Write out every entry, unchanged. Skip any picture.

****************

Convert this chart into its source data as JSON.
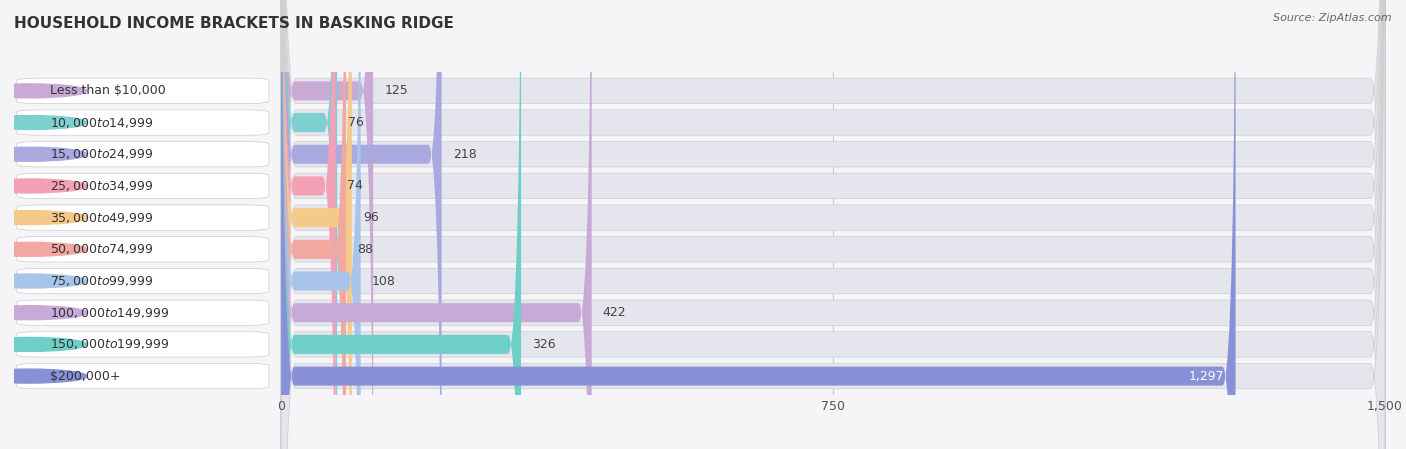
{
  "title": "HOUSEHOLD INCOME BRACKETS IN BASKING RIDGE",
  "source": "Source: ZipAtlas.com",
  "categories": [
    "Less than $10,000",
    "$10,000 to $14,999",
    "$15,000 to $24,999",
    "$25,000 to $34,999",
    "$35,000 to $49,999",
    "$50,000 to $74,999",
    "$75,000 to $99,999",
    "$100,000 to $149,999",
    "$150,000 to $199,999",
    "$200,000+"
  ],
  "values": [
    125,
    76,
    218,
    74,
    96,
    88,
    108,
    422,
    326,
    1297
  ],
  "bar_colors": [
    "#c9aad5",
    "#7ecfcf",
    "#a9a9e0",
    "#f4a0b5",
    "#f5c98a",
    "#f0a8a0",
    "#a8c4ea",
    "#c8aad8",
    "#6ecfc8",
    "#8890d8"
  ],
  "fig_bg": "#f5f5f8",
  "bar_bg_color": "#e5e5ee",
  "label_bg_color": "#ffffff",
  "xlim_max": 1500,
  "xticks": [
    0,
    750,
    1500
  ],
  "title_fontsize": 11,
  "label_fontsize": 9,
  "value_fontsize": 9,
  "source_fontsize": 8
}
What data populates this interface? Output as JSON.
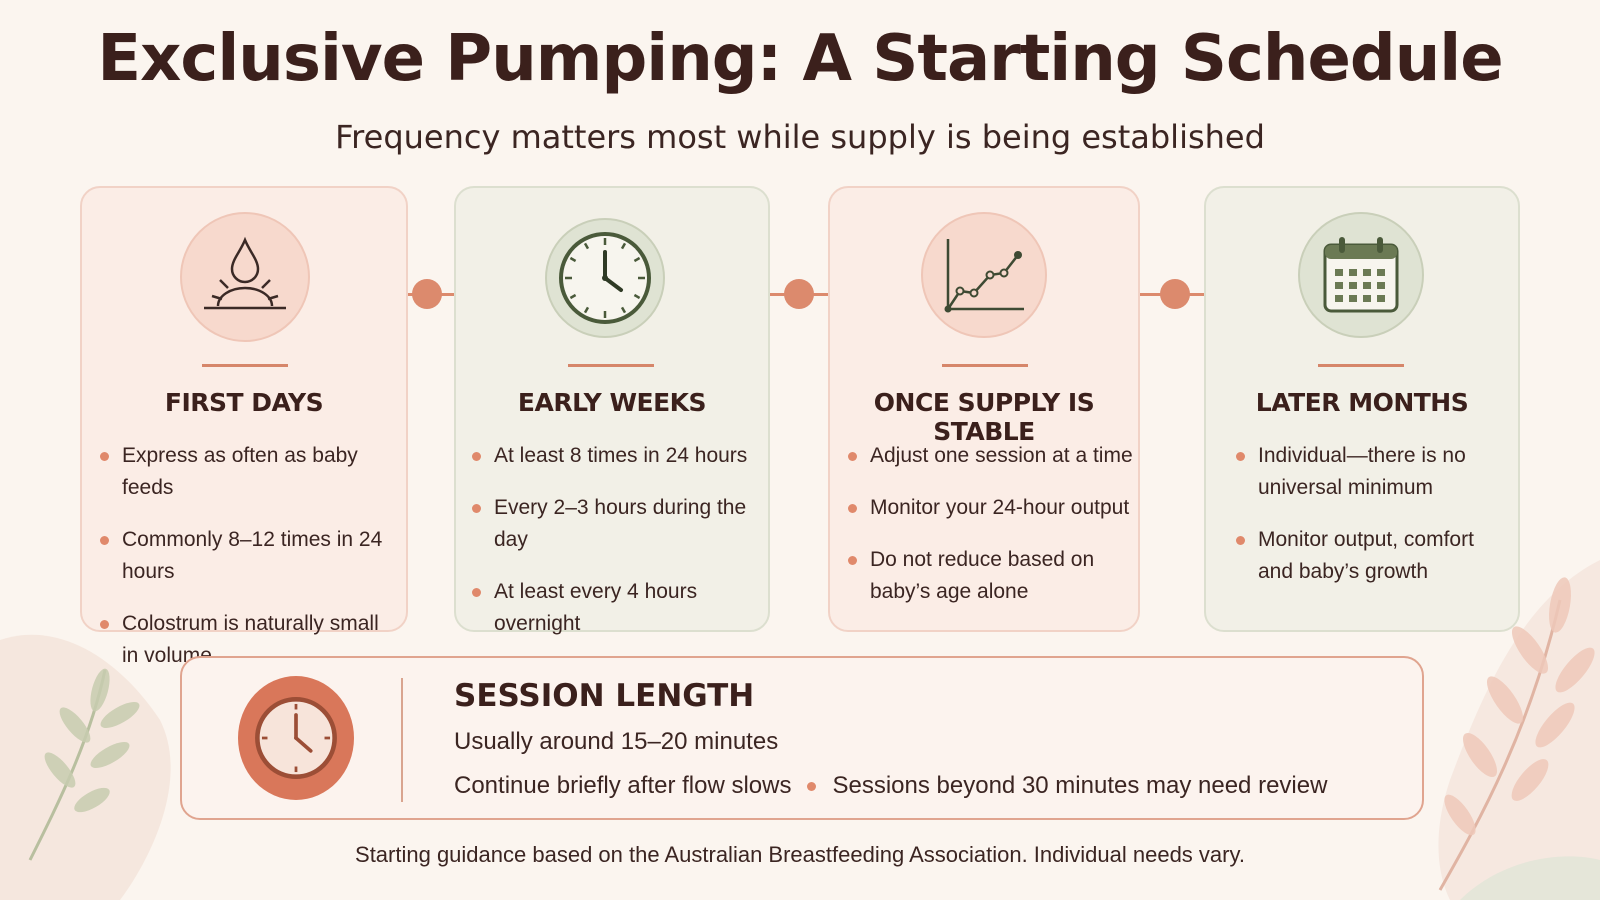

****************

- **CORRECT ANSWER**
Convert this chart into its source data as JSON.
{
  "title": "HOUSEHOLD INCOME BRACKETS IN BASKING RIDGE",
  "source": "Source: ZipAtlas.com",
  "categories": [
    "Less than $10,000",
    "$10,000 to $14,999",
    "$15,000 to $24,999",
    "$25,000 to $34,999",
    "$35,000 to $49,999",
    "$50,000 to $74,999",
    "$75,000 to $99,999",
    "$100,000 to $149,999",
    "$150,000 to $199,999",
    "$200,000+"
  ],
  "values": [
    125,
    76,
    218,
    74,
    96,
    88,
    108,
    422,
    326,
    1297
  ],
  "bar_colors": [
    "#c9aad5",
    "#7ecfcf",
    "#a9a9e0",
    "#f4a0b5",
    "#f5c98a",
    "#f0a8a0",
    "#a8c4ea",
    "#c8aad8",
    "#6ecfc8",
    "#8890d8"
  ],
  "fig_bg": "#f5f5f8",
  "bar_bg_color": "#e5e5ee",
  "label_bg_color": "#ffffff",
  "xlim_max": 1500,
  "xticks": [
    0,
    750,
    1500
  ],
  "title_fontsize": 11,
  "label_fontsize": 9,
  "value_fontsize": 9,
  "source_fontsize": 8
}
What data populates this interface? Output as JSON.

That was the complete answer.